▶ **Text excerpt**
- - - -
Founded in 1804 as the Official pottery of Edo Castle
Kobei Kato the first founded Kobeigama in 1804 in Ichinokura, Tajimi and it became the official pottery for blue painting tableware for the Edo Castle. Following in the footsteps of the second generation, who worked on the masterpiece of fine and elegant Sometsuke (blue painting); The third generation, who immersed himself in the study of Chinese Xuande painting; and the fourth generation, who was a masters of the art. Kobei the fifth (1893-1982) was a specialist in Chinese style ceramics, including Seiji (celadon), Kinrande(gold over glazes paintings), Sometsuke(cobalt underglaze painting), Akae(red painting), and tenmoku. He produced numerous masterpieces using a wide range of techniques, including those of the Kenzan (QianShan) and the Rityou (Lee dynasty), and he created the present style of Kobeigama.
Takuo Kato, the sixth generation, produced a living national treasure.
After many years of research, Takuo Kato the Sixth (1917-2005) restored Persian ceramics and Shosoin Sansai techniques and produced works that combined tradition and originality, such as lusterware, Aoyu(blue glaze), Sansai, and Persian color paintings. For these achievements, he was designated a living national treasure. These Persian ceramic techniques were passed on to Kobei Kato VII, who developed his contemporary style. Kato Ryotaro, the eighth generation is challenging in the tradition of Mino Momoyama pottery seriously. Under the guidance of Kobei VII and Ryotaro, the eighth generation, more than twenty skilled artisans are working to create elegant Japanese tableware.
Assigned with the 2-star in the Michelin Green Guide
At the Kobeigama, we offer various exhibitions, pottery experience workshops, and other activities to help visitors become familiar with Mino pottery.
- - - -
[Items contained in a dataset]
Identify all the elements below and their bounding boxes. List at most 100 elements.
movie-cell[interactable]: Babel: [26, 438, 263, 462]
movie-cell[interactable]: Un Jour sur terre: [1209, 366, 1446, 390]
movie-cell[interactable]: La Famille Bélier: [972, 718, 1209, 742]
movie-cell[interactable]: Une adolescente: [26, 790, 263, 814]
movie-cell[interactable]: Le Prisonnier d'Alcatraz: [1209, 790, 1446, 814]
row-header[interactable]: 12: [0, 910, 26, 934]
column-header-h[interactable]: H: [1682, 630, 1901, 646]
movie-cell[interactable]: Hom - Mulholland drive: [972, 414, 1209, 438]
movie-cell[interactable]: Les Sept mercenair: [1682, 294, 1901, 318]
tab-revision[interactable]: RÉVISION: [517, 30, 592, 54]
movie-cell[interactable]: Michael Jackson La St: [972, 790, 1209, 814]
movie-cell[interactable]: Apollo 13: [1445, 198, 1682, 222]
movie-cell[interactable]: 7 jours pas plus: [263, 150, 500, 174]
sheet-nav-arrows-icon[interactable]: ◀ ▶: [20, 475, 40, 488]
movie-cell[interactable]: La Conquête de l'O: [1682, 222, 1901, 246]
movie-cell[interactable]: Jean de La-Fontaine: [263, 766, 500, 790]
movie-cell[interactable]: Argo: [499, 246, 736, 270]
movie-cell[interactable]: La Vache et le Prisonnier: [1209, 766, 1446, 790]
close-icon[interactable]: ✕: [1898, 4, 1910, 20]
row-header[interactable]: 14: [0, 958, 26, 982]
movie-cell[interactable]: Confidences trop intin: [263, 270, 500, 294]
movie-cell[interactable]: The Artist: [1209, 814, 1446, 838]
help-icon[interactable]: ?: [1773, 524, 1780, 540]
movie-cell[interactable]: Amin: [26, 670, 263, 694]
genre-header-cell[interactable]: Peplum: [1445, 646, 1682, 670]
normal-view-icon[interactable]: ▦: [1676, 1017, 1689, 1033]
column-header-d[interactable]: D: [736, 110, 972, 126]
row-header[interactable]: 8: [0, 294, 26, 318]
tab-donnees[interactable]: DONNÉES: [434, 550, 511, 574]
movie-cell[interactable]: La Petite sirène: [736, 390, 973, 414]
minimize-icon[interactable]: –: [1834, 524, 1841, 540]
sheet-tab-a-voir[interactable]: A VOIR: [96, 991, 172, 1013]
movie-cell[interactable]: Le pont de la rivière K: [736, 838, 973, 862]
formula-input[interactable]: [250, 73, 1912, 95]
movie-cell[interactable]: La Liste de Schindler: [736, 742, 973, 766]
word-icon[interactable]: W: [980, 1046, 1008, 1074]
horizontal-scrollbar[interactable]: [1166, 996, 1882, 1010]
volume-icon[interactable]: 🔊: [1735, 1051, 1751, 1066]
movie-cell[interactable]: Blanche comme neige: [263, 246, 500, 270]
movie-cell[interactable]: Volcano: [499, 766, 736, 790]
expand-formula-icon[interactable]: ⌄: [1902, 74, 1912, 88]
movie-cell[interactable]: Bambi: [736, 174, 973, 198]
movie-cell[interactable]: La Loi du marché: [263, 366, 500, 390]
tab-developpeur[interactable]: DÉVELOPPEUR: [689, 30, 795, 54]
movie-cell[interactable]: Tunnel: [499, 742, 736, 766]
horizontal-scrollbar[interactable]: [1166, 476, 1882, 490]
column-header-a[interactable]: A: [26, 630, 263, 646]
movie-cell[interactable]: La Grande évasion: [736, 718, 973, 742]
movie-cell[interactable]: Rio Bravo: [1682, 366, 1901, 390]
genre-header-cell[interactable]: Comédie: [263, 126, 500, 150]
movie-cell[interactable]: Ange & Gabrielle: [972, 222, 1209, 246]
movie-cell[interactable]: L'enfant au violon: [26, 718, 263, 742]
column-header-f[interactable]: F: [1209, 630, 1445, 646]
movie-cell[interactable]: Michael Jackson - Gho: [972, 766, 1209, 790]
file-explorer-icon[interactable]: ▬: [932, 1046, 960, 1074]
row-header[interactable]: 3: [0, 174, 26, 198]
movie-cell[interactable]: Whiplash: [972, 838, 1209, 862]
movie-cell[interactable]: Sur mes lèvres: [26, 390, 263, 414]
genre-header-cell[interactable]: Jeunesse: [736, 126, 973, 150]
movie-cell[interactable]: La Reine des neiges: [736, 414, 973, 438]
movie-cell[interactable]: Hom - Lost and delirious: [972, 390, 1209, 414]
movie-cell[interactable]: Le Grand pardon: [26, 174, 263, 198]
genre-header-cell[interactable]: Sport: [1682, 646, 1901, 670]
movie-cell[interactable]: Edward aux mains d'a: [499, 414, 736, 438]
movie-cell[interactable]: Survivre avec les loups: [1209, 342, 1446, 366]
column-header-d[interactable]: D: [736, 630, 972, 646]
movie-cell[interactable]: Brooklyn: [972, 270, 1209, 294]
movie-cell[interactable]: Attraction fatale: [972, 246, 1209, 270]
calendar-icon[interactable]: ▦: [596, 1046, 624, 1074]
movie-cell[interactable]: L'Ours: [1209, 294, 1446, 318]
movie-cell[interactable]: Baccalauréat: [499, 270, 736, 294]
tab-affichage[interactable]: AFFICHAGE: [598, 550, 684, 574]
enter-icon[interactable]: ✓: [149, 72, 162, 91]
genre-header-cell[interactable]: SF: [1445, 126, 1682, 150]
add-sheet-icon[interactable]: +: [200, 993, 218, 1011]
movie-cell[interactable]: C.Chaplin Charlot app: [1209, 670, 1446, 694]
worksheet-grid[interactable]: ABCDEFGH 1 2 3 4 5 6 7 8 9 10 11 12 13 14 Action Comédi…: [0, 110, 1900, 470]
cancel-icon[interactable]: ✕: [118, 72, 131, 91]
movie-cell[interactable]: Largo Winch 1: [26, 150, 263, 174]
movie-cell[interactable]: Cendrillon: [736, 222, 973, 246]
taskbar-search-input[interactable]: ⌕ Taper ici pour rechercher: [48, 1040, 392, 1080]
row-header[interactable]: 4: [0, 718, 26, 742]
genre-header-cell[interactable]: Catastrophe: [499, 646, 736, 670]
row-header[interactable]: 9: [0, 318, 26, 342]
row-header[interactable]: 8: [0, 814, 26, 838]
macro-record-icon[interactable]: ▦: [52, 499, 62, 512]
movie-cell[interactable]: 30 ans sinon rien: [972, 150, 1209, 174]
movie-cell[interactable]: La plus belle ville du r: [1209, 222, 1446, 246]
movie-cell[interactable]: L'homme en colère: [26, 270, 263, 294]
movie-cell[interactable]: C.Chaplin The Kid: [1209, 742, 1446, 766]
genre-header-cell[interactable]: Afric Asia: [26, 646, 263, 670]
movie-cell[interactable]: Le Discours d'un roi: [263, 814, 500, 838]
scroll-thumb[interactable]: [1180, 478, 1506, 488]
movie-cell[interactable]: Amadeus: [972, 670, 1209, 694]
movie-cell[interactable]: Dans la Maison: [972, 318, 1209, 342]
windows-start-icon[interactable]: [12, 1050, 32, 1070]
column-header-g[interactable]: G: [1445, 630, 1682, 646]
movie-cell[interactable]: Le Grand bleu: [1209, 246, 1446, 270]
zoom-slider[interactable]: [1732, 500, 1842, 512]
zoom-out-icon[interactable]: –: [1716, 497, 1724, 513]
- - - -
▶ **Activity**
Transcribe the portion of the Kobeigama text above that begins with the words containing "Takuo Kato, the" and ends with "elegant Japanese tableware.".

▶ **Your response**
Takuo Kato, the sixth generation, produced a living national treasure.
After many years of research, Takuo Kato the Sixth (1917-2005) restored Persian ceramics and Shosoin Sansai techniques and produced works that combined tradition and originality, such as lusterware, Aoyu(blue glaze), Sansai, and Persian color paintings. For these achievements, he was designated a living national treasure. These Persian ceramic techniques were passed on to Kobei Kato VII, who developed his contemporary style. Kato Ryotaro, the eighth generation is challenging in the tradition of Mino Momoyama pottery seriously. Under the guidance of Kobei VII and Ryotaro, the eighth generation, more than twenty skilled artisans are working to create elegant Japanese tableware.